**To be done:**
Could you print every record below exactly as it appears?

## begin Records shown

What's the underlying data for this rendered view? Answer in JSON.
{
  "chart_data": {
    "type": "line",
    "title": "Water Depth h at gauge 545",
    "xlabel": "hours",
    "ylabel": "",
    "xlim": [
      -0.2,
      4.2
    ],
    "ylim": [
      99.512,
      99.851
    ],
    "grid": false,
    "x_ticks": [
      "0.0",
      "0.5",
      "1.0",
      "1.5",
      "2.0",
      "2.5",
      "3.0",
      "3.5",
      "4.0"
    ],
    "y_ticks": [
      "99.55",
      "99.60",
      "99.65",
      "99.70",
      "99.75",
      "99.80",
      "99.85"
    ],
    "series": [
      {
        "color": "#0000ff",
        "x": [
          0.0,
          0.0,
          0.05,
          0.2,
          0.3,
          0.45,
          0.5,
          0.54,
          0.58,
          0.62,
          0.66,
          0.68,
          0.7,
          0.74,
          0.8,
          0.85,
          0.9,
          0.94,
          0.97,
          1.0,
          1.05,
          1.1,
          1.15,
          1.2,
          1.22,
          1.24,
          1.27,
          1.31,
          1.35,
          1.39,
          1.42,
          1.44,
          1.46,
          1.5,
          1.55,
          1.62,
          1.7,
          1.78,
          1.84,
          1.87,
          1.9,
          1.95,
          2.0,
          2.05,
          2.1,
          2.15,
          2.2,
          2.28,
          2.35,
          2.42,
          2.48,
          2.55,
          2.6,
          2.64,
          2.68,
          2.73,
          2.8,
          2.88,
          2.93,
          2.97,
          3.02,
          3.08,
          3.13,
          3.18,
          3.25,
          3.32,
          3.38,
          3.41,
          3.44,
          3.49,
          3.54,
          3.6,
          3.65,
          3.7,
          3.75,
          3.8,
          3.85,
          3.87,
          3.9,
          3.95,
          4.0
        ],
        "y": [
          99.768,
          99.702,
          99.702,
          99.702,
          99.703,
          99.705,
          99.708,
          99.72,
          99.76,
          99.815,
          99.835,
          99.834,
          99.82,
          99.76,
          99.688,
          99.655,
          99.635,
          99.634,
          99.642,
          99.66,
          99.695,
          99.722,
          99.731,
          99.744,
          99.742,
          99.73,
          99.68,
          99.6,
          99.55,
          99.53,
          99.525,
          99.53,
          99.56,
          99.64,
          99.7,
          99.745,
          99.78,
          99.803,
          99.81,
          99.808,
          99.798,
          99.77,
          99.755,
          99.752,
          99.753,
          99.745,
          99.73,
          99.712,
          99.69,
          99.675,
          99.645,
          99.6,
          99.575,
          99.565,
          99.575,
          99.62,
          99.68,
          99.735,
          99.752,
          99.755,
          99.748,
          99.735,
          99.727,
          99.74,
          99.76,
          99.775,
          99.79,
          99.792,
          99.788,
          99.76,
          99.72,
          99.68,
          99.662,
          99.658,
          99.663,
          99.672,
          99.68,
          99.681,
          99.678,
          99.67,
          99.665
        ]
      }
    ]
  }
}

## end Records shown

**The answer:**
What's the underlying data for this rendered view? Answer in JSON.
{
  "chart_data": {
    "type": "line",
    "title": "Water Depth h at gauge 545",
    "xlabel": "hours",
    "ylabel": "",
    "xlim": [
      -0.2,
      4.2
    ],
    "ylim": [
      99.512,
      99.851
    ],
    "grid": false,
    "x_ticks": [
      "0.0",
      "0.5",
      "1.0",
      "1.5",
      "2.0",
      "2.5",
      "3.0",
      "3.5",
      "4.0"
    ],
    "y_ticks": [
      "99.55",
      "99.60",
      "99.65",
      "99.70",
      "99.75",
      "99.80",
      "99.85"
    ],
    "series": [
      {
        "color": "#0000ff",
        "x": [
          0.0,
          0.0,
          0.05,
          0.2,
          0.3,
          0.45,
          0.5,
          0.54,
          0.58,
          0.62,
          0.66,
          0.68,
          0.7,
          0.74,
          0.8,
          0.85,
          0.9,
          0.94,
          0.97,
          1.0,
          1.05,
          1.1,
          1.15,
          1.2,
          1.22,
          1.24,
          1.27,
          1.31,
          1.35,
          1.39,
          1.42,
          1.44,
          1.46,
          1.5,
          1.55,
          1.62,
          1.7,
          1.78,
          1.84,
          1.87,
          1.9,
          1.95,
          2.0,
          2.05,
          2.1,
          2.15,
          2.2,
          2.28,
          2.35,
          2.42,
          2.48,
          2.55,
          2.6,
          2.64,
          2.68,
          2.73,
          2.8,
          2.88,
          2.93,
          2.97,
          3.02,
          3.08,
          3.13,
          3.18,
          3.25,
          3.32,
          3.38,
          3.41,
          3.44,
          3.49,
          3.54,
          3.6,
          3.65,
          3.7,
          3.75,
          3.8,
          3.85,
          3.87,
          3.9,
          3.95,
          4.0
        ],
        "y": [
          99.768,
          99.702,
          99.702,
          99.702,
          99.703,
          99.705,
          99.708,
          99.72,
          99.76,
          99.815,
          99.835,
          99.834,
          99.82,
          99.76,
          99.688,
          99.655,
          99.635,
          99.634,
          99.642,
          99.66,
          99.695,
          99.722,
          99.731,
          99.744,
          99.742,
          99.73,
          99.68,
          99.6,
          99.55,
          99.53,
          99.525,
          99.53,
          99.56,
          99.64,
          99.7,
          99.745,
          99.78,
          99.803,
          99.81,
          99.808,
          99.798,
          99.77,
          99.755,
          99.752,
          99.753,
          99.745,
          99.73,
          99.712,
          99.69,
          99.675,
          99.645,
          99.6,
          99.575,
          99.565,
          99.575,
          99.62,
          99.68,
          99.735,
          99.752,
          99.755,
          99.748,
          99.735,
          99.727,
          99.74,
          99.76,
          99.775,
          99.79,
          99.792,
          99.788,
          99.76,
          99.72,
          99.68,
          99.662,
          99.658,
          99.663,
          99.672,
          99.68,
          99.681,
          99.678,
          99.67,
          99.665
        ]
      }
    ]
  }
}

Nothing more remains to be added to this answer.